Go through the listing beneath this task and return every line that carries the string "name".
* BEGIN *
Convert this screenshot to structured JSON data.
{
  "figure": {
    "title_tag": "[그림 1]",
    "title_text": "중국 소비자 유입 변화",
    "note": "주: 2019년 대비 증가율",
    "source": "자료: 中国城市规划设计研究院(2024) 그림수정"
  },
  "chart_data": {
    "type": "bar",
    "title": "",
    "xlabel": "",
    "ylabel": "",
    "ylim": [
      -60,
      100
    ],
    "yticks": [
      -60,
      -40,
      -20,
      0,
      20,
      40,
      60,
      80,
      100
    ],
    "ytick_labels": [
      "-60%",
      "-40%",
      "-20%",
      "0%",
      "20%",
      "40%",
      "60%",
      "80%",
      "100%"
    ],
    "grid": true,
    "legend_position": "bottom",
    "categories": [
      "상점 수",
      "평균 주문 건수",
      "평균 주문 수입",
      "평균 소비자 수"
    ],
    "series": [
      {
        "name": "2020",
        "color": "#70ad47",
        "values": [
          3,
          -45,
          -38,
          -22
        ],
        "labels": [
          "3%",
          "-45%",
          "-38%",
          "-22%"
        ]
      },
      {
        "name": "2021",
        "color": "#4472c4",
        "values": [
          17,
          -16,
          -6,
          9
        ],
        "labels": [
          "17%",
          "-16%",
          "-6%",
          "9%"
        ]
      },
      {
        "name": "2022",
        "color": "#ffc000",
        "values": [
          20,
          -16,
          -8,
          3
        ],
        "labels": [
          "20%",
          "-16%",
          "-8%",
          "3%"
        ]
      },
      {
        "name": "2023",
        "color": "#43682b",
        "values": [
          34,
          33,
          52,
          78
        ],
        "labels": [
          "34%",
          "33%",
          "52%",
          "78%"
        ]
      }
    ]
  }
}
* END *
* [Full output]
        "name": "2020",
        "name": "2021",
        "name": "2022",
        "name": "2023",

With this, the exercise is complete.